#### TASK REQUIREMENTS
Please copy exactly the lines that begin with the one containing "Convert this screenshot" and end with the last line of the entries.
--------------------------------
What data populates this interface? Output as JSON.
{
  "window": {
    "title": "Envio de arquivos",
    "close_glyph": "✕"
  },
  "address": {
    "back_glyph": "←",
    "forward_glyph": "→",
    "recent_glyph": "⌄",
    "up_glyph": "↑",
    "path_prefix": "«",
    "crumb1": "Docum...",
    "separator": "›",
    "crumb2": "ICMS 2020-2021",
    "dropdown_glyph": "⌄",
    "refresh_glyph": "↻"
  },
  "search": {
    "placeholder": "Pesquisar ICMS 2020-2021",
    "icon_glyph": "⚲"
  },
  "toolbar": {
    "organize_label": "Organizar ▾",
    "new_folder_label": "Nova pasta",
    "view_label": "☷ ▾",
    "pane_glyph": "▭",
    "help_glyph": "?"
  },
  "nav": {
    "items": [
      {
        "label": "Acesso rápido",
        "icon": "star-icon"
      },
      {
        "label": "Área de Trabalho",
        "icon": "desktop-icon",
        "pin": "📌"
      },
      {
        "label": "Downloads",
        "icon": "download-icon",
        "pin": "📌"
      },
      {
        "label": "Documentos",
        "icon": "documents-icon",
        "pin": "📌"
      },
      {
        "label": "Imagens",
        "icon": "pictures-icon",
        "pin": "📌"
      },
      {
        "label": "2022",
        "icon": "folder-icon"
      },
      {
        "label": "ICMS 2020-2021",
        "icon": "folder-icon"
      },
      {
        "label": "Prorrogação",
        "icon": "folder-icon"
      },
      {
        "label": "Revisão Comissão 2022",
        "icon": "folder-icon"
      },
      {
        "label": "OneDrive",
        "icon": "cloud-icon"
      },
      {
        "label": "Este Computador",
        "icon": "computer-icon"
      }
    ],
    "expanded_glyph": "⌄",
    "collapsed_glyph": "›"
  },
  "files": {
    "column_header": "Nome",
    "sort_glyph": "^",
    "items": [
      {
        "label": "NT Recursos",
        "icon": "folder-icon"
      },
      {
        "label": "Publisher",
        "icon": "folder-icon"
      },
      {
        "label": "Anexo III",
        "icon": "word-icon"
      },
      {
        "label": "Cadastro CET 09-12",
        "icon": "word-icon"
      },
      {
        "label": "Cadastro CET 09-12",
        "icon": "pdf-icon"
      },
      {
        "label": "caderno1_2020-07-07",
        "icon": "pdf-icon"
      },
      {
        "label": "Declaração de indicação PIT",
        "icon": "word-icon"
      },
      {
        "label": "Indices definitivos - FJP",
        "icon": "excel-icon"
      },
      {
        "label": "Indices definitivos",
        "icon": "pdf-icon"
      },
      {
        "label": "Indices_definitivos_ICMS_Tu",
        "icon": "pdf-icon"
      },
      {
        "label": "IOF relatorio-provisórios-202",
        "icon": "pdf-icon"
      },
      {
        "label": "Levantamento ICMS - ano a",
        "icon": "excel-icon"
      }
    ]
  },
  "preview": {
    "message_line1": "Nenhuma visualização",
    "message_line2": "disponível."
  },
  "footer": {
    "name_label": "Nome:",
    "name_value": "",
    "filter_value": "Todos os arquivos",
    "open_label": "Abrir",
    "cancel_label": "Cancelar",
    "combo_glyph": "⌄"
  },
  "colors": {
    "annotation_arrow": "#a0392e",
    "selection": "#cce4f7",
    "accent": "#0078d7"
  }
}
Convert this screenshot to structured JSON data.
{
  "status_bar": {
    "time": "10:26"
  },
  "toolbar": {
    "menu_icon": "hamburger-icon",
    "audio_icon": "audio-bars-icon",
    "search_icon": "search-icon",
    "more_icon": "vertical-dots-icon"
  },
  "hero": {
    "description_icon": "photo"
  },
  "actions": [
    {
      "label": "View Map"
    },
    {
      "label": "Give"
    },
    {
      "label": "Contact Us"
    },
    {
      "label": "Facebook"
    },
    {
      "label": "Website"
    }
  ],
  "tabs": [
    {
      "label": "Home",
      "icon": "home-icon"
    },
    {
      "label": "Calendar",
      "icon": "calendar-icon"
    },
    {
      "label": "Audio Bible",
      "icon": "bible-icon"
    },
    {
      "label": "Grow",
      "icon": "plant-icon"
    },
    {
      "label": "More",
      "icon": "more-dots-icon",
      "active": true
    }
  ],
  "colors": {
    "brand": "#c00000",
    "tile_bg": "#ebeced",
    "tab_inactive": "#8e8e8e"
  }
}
--------------------------------
#### ANSWER TO THIS PROBLEM
Convert this screenshot to structured JSON data.
{
  "status_bar": {
    "time": "10:26"
  },
  "toolbar": {
    "menu_icon": "hamburger-icon",
    "audio_icon": "audio-bars-icon",
    "search_icon": "search-icon",
    "more_icon": "vertical-dots-icon"
  },
  "hero": {
    "description_icon": "photo"
  },
  "actions": [
    {
      "label": "View Map"
    },
    {
      "label": "Give"
    },
    {
      "label": "Contact Us"
    },
    {
      "label": "Facebook"
    },
    {
      "label": "Website"
    }
  ],
  "tabs": [
    {
      "label": "Home",
      "icon": "home-icon"
    },
    {
      "label": "Calendar",
      "icon": "calendar-icon"
    },
    {
      "label": "Audio Bible",
      "icon": "bible-icon"
    },
    {
      "label": "Grow",
      "icon": "plant-icon"
    },
    {
      "label": "More",
      "icon": "more-dots-icon",
      "active": true
    }
  ],
  "colors": {
    "brand": "#c00000",
    "tile_bg": "#ebeced",
    "tab_inactive": "#8e8e8e"
  }
}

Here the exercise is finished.